# Directive
From the material below, pull out every line that contains the string "series" and copy each of those lines.

# Data for processing
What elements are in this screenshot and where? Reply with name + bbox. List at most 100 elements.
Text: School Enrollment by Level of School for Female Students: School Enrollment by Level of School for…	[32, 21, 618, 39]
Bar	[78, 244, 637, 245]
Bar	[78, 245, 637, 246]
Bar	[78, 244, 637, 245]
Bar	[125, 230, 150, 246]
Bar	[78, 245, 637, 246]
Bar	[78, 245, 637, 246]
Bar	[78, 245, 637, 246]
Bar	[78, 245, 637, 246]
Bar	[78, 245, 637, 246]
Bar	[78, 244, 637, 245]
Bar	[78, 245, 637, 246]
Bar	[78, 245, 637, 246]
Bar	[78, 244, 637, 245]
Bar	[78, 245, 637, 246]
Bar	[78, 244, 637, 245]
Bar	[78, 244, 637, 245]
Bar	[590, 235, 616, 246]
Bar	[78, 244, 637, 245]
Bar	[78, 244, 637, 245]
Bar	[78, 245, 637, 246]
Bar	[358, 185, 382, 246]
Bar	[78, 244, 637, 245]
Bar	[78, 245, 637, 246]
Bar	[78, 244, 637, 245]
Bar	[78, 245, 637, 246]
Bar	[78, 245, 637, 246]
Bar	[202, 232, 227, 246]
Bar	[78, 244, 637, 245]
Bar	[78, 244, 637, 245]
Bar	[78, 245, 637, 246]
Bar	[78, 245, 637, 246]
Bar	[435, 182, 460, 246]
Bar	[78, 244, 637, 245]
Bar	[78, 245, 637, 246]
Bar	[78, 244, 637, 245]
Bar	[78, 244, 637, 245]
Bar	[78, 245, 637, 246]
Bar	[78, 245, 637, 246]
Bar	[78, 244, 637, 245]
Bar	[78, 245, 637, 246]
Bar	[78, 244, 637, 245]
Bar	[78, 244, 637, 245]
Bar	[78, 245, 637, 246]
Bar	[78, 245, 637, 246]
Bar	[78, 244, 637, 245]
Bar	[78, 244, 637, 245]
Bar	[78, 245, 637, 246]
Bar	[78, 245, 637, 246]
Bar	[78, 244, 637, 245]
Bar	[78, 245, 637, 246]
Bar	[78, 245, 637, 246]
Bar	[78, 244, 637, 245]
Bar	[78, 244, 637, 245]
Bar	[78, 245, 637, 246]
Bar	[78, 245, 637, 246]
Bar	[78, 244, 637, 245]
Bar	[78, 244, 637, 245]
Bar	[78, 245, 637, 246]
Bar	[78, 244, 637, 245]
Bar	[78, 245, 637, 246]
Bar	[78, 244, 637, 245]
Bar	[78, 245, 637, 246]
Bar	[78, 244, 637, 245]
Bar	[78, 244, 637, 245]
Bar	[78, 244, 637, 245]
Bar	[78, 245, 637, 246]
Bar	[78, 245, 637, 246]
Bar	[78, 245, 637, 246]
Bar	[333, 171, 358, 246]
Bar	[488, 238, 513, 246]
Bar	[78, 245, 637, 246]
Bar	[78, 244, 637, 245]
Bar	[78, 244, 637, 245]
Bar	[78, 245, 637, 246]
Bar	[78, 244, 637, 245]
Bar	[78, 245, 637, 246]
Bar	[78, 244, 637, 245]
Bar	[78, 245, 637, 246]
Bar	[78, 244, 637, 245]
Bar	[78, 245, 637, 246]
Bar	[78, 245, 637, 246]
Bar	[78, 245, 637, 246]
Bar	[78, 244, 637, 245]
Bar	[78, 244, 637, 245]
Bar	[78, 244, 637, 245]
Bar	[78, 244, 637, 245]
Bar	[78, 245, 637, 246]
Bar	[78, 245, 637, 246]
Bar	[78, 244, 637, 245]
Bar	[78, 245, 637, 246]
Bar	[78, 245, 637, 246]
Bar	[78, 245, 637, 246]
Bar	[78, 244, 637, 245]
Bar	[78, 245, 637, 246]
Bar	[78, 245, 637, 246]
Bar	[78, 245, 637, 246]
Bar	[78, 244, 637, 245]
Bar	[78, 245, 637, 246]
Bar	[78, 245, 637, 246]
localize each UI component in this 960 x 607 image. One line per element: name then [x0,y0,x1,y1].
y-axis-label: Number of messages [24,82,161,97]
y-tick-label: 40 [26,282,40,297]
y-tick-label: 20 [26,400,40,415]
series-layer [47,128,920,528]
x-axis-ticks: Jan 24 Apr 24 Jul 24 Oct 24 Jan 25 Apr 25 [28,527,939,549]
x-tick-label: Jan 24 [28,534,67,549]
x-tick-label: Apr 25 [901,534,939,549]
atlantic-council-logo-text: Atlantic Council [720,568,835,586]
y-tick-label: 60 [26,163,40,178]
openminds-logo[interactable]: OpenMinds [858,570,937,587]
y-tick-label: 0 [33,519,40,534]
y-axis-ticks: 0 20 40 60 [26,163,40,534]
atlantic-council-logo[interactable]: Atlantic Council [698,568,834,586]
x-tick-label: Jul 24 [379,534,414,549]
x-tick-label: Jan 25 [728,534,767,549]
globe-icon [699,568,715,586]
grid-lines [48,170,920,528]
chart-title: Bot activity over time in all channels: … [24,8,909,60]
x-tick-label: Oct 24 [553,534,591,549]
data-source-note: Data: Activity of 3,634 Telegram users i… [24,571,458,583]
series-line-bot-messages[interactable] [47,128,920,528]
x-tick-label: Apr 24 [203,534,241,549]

# Answer
series-layer [47,128,920,528]
series-line-bot-messages[interactable] [47,128,920,528]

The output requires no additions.